▶ [RECORD EXCERPTS]:

**********

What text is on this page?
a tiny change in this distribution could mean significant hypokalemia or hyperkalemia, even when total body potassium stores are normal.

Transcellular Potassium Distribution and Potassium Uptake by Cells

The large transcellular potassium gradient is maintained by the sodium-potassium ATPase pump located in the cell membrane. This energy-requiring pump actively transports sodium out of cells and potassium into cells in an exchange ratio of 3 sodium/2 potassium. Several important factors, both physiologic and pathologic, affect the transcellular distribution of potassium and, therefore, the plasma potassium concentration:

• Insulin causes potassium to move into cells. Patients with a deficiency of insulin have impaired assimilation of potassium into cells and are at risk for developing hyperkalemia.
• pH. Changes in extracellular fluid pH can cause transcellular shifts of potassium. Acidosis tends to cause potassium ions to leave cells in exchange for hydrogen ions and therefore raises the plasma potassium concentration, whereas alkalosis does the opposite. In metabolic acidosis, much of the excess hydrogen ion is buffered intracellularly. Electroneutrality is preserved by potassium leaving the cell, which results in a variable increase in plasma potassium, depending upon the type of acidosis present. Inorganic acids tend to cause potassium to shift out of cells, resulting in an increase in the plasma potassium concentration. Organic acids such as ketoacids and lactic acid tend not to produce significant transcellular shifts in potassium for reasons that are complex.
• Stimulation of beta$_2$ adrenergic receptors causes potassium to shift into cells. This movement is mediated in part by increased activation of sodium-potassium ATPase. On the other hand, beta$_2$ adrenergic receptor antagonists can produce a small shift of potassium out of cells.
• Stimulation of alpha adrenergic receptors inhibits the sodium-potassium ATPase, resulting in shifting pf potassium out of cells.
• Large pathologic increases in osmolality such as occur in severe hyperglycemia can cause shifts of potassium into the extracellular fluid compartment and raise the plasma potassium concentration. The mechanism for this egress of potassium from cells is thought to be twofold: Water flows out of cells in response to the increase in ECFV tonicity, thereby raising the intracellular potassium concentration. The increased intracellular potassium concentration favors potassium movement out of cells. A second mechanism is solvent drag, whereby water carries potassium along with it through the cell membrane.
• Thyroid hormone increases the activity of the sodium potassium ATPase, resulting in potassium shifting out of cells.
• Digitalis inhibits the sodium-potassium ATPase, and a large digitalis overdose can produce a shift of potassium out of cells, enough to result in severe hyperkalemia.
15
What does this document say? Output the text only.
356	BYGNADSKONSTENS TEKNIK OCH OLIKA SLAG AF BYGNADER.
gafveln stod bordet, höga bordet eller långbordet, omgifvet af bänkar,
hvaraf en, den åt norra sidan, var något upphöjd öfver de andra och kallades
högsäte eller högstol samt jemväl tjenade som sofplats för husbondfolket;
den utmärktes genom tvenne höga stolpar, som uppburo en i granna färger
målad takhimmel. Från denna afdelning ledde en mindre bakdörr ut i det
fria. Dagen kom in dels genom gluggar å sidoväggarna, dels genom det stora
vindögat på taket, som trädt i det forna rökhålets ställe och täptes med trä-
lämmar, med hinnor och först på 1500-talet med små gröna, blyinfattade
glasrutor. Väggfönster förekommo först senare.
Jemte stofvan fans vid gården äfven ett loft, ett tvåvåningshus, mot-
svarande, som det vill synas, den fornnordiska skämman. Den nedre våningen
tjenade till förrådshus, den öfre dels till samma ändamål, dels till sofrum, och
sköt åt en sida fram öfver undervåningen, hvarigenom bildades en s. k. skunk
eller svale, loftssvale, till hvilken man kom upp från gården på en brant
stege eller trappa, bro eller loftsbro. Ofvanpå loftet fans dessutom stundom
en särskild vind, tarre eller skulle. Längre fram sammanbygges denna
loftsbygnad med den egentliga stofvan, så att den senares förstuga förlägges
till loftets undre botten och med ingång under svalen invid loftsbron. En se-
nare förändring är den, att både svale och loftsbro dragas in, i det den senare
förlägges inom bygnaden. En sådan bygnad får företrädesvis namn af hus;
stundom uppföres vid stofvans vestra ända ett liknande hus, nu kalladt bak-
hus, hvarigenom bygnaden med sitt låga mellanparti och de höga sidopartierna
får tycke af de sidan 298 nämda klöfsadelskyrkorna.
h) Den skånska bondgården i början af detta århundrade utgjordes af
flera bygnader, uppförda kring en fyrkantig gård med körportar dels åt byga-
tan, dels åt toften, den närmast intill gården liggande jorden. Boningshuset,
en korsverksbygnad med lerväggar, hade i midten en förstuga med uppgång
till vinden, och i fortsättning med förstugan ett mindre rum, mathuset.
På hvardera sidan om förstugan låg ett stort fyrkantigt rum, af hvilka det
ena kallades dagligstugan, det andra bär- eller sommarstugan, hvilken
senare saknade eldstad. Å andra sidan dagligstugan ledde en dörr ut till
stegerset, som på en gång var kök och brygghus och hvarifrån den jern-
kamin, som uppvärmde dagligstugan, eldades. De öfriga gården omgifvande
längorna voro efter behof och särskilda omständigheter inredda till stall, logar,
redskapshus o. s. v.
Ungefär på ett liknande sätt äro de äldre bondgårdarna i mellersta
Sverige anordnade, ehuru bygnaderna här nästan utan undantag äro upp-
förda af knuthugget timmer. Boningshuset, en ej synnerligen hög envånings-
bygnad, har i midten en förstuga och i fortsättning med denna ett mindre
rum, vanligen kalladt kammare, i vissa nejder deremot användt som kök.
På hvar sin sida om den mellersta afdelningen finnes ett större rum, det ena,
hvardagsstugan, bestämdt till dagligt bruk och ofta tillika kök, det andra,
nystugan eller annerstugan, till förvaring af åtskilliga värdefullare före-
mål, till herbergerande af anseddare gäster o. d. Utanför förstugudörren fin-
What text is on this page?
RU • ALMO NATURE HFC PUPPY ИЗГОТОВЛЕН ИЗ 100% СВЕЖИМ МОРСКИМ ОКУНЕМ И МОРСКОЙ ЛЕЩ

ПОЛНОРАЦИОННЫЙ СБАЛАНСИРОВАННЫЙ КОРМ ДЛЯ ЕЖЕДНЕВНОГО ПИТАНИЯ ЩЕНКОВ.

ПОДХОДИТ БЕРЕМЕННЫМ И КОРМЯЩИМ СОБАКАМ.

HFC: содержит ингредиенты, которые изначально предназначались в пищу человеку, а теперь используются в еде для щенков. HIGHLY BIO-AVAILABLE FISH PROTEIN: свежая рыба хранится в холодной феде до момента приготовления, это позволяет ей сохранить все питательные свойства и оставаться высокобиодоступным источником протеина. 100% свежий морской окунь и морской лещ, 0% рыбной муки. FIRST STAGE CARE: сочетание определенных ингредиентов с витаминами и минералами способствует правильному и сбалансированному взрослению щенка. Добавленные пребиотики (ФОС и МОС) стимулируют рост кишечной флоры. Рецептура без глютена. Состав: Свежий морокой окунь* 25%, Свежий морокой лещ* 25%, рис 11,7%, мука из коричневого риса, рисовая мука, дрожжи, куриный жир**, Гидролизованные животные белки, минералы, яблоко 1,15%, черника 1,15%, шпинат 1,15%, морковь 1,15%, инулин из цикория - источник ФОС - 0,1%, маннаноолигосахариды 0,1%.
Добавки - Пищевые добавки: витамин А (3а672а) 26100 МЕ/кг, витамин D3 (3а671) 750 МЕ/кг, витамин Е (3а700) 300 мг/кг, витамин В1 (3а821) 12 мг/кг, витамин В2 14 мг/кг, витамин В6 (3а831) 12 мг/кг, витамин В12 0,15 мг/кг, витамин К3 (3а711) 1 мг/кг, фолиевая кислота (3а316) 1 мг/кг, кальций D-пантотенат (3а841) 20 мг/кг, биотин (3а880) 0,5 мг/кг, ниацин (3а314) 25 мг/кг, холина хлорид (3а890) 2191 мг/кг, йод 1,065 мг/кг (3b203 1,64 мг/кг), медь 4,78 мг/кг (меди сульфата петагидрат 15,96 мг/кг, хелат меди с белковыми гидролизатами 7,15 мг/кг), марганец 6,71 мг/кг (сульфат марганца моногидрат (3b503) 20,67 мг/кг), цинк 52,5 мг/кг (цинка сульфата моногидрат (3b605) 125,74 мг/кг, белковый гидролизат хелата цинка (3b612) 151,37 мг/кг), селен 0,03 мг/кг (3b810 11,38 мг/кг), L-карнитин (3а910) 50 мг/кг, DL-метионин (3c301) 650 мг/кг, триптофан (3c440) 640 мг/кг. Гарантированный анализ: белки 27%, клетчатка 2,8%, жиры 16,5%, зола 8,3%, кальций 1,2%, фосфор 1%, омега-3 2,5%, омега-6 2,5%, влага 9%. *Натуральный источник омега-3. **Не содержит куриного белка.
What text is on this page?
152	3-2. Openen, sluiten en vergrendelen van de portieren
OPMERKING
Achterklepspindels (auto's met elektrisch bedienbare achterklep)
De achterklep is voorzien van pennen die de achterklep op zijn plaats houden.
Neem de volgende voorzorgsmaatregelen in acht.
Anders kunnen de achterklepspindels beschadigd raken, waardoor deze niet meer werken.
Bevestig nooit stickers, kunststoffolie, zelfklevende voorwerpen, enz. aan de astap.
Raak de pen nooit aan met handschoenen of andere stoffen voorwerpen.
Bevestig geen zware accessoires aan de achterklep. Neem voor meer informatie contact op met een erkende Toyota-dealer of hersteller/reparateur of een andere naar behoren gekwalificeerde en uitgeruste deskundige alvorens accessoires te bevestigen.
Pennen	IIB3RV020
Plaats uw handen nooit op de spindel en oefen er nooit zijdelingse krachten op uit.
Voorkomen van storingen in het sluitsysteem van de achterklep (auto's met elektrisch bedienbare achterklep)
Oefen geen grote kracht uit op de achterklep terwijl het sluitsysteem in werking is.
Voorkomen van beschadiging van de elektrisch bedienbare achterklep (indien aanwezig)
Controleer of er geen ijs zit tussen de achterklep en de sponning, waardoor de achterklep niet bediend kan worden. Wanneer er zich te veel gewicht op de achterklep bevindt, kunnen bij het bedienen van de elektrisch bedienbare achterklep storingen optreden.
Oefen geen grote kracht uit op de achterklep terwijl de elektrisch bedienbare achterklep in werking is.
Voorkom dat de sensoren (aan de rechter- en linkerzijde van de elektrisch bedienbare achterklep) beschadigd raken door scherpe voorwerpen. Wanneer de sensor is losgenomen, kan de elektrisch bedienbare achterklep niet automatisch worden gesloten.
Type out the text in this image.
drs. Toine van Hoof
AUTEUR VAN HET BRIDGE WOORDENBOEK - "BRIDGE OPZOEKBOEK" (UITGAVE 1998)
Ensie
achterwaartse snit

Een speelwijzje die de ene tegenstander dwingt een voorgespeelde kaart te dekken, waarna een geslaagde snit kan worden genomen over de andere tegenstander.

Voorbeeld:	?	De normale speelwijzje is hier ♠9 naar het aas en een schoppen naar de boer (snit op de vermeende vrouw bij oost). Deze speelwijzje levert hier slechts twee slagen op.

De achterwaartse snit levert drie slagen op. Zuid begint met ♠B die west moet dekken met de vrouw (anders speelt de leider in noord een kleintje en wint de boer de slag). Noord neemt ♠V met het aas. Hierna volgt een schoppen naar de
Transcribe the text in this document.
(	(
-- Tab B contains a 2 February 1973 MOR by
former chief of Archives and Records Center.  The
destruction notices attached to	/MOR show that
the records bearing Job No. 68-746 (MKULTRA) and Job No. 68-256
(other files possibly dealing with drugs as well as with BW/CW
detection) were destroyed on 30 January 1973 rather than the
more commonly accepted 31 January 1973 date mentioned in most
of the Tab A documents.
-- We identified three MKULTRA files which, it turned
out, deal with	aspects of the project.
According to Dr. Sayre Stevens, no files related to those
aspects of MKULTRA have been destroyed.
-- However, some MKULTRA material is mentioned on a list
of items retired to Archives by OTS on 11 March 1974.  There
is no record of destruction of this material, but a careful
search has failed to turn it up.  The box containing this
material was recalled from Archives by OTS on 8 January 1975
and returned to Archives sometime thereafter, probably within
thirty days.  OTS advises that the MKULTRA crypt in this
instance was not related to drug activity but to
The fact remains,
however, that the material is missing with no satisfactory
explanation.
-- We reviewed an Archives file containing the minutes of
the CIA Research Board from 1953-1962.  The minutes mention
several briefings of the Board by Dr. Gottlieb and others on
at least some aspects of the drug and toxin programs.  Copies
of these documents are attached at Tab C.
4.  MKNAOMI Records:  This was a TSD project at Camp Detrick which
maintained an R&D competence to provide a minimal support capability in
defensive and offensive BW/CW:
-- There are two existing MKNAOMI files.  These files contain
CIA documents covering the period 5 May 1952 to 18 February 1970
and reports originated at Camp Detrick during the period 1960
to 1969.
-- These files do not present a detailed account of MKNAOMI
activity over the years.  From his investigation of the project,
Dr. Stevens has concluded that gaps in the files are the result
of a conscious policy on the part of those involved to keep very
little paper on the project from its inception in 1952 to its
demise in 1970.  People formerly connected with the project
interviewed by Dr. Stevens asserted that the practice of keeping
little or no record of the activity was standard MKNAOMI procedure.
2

**********

▶ [TASK REQUIREMENTS]: Pull out each line of the listing that holds the string "geen".

▶ [TASK OUTPUT]:
Bevestig geen zware accessoires aan de achterklep. Neem voor meer informatie contact op met een erkende Toyota-dealer of hersteller/reparateur of een andere naar behoren gekwalificeerde en uitgeruste deskundige alvorens accessoires te bevestigen.
Oefen geen grote kracht uit op de achterklep terwijl het sluitsysteem in werking is.
Controleer of er geen ijs zit tussen de achterklep en de sponning, waardoor de achterklep niet bediend kan worden. Wanneer er zich te veel gewicht op de achterklep bevindt, kunnen bij het bedienen van de elektrisch bedienbare achterklep storingen optreden.
Oefen geen grote kracht uit op de achterklep terwijl de elektrisch bedienbare achterklep in werking is.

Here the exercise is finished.